**Material supplied**
-.-.-
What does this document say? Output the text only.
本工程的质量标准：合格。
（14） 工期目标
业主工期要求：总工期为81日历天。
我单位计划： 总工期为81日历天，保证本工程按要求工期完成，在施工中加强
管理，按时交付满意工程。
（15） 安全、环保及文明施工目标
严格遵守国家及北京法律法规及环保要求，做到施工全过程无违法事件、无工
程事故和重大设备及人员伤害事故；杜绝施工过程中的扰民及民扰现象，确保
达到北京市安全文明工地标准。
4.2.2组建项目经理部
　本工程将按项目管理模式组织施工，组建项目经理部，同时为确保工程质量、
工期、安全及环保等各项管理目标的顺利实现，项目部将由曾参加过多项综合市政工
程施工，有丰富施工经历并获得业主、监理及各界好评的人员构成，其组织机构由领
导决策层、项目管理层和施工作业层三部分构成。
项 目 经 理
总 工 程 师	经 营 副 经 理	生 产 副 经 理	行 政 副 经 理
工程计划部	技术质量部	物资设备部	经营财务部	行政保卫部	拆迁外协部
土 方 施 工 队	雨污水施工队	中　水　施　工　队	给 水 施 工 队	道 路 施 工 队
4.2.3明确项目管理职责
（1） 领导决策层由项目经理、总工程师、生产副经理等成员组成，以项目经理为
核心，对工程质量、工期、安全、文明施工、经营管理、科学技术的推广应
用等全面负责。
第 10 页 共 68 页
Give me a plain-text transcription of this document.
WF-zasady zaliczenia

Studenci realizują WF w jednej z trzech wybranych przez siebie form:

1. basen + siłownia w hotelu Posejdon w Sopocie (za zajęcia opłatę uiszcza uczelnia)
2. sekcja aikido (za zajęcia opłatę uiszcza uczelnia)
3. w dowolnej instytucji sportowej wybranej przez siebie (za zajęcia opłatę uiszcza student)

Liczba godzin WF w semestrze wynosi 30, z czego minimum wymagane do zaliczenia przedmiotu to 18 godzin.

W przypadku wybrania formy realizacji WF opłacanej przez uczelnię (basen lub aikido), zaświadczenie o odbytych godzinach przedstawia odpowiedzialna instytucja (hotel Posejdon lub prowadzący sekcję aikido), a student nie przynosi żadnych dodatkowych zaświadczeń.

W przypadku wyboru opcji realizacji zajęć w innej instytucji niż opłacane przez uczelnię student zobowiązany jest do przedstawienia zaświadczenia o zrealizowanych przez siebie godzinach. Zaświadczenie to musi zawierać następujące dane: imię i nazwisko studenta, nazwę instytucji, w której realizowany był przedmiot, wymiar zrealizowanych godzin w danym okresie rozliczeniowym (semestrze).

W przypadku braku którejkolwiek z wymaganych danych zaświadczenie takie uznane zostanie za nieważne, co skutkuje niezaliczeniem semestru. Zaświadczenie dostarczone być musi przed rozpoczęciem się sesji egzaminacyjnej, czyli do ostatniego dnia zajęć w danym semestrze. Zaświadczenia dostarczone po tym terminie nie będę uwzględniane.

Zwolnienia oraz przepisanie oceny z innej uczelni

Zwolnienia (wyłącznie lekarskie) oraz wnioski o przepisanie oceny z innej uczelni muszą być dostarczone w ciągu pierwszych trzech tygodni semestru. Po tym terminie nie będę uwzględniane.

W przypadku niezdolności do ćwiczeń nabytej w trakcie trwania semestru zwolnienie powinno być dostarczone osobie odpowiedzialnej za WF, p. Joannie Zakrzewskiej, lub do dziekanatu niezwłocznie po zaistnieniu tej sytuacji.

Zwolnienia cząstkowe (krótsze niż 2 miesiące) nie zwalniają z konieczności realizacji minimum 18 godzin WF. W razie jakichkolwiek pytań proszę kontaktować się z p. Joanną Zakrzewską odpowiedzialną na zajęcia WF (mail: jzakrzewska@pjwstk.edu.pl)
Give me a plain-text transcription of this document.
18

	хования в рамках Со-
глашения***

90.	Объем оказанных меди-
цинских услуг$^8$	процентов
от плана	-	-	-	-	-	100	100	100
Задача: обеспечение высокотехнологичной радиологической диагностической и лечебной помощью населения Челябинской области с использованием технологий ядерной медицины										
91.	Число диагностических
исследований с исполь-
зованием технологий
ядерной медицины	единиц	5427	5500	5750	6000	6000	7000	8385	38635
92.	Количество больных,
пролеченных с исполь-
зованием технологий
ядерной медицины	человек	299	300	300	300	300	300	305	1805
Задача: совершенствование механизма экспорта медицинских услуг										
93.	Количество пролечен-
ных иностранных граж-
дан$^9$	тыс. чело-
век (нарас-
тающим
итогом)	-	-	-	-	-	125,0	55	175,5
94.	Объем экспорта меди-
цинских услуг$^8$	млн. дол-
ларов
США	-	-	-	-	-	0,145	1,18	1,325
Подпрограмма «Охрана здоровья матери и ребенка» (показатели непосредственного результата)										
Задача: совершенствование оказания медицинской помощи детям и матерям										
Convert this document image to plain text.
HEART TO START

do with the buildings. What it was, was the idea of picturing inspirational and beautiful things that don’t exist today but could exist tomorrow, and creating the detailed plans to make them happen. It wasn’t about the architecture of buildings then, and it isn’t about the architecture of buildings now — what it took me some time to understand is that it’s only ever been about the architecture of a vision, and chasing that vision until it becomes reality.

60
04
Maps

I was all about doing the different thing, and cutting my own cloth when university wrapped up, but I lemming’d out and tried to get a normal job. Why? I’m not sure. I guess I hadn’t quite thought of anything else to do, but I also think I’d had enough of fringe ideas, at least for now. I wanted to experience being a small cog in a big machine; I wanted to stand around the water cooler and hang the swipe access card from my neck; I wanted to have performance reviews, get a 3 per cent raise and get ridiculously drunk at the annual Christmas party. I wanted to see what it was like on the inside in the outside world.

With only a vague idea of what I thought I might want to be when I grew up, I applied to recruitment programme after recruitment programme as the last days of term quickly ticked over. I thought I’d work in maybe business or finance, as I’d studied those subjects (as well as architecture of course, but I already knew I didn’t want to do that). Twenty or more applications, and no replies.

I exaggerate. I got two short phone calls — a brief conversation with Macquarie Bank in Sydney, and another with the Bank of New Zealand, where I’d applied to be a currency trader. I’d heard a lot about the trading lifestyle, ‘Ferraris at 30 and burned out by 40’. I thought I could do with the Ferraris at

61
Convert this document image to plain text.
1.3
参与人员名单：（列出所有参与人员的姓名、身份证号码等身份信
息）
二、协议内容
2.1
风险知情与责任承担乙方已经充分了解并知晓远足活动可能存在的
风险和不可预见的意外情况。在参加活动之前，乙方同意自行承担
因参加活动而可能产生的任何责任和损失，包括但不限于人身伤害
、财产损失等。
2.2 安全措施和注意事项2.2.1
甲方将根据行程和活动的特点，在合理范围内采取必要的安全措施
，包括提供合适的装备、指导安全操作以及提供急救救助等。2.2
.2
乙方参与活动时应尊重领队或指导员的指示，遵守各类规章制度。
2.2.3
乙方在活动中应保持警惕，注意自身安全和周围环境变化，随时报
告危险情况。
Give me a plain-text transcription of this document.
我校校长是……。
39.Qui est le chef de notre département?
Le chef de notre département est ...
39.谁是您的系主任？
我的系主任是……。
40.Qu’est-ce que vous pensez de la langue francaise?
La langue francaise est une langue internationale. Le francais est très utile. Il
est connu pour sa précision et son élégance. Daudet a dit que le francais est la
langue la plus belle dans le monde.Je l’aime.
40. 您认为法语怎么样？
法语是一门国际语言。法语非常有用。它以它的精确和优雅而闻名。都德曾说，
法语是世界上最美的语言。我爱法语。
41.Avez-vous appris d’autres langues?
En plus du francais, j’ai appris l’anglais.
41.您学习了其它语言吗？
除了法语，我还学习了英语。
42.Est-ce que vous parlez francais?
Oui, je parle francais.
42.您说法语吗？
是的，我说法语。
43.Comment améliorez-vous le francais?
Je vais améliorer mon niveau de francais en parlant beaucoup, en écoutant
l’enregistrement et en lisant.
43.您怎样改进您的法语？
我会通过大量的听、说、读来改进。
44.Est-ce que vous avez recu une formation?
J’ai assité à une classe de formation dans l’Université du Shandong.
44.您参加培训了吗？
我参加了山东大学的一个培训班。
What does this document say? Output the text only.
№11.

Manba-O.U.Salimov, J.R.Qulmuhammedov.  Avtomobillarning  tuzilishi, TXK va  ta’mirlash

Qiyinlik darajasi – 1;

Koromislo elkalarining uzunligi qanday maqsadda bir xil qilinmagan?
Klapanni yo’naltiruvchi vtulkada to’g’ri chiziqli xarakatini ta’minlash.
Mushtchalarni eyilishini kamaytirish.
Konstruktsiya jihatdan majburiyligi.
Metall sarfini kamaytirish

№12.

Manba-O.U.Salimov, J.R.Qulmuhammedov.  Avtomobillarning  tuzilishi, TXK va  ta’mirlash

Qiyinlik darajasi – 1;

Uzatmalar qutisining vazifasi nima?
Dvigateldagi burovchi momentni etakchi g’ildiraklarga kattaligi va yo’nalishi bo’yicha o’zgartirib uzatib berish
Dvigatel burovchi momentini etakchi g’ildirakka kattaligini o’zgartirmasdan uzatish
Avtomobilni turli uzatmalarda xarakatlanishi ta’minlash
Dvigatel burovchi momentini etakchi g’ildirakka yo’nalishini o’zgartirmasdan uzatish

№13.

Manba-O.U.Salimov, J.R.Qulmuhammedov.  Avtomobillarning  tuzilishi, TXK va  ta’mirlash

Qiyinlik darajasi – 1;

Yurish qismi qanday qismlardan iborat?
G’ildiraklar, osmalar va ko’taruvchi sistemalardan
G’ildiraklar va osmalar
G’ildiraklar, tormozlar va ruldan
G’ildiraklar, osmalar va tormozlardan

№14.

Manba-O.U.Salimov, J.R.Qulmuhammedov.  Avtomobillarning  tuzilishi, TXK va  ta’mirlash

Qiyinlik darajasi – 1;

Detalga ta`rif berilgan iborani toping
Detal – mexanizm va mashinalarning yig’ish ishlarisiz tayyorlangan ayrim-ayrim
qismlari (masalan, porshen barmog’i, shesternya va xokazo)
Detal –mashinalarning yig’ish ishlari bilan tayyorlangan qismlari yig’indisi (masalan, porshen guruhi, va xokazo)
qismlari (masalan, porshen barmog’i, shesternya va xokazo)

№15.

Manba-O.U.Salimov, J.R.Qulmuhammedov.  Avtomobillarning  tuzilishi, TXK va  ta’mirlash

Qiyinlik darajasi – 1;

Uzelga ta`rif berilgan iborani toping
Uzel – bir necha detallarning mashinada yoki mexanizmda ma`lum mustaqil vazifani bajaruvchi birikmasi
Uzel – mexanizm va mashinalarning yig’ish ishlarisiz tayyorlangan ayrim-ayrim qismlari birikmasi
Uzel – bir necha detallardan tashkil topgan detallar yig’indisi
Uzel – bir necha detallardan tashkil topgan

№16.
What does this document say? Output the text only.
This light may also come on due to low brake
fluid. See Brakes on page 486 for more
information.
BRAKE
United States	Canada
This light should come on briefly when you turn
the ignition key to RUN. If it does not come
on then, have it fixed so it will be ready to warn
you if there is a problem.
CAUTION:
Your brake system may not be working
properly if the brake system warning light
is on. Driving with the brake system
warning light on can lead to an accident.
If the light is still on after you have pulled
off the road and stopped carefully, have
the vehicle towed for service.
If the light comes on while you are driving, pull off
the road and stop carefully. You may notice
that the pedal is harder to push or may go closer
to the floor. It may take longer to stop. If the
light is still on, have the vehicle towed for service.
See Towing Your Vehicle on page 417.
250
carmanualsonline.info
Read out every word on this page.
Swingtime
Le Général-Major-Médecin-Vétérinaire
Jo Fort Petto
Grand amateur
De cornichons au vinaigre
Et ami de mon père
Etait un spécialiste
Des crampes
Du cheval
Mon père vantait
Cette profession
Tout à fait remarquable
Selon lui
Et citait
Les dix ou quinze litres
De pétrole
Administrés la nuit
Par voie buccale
-.-.-
**Task goal**
Determine how many lines of the material include the string "uzatish". Output only that count.

**Reply to the task**
2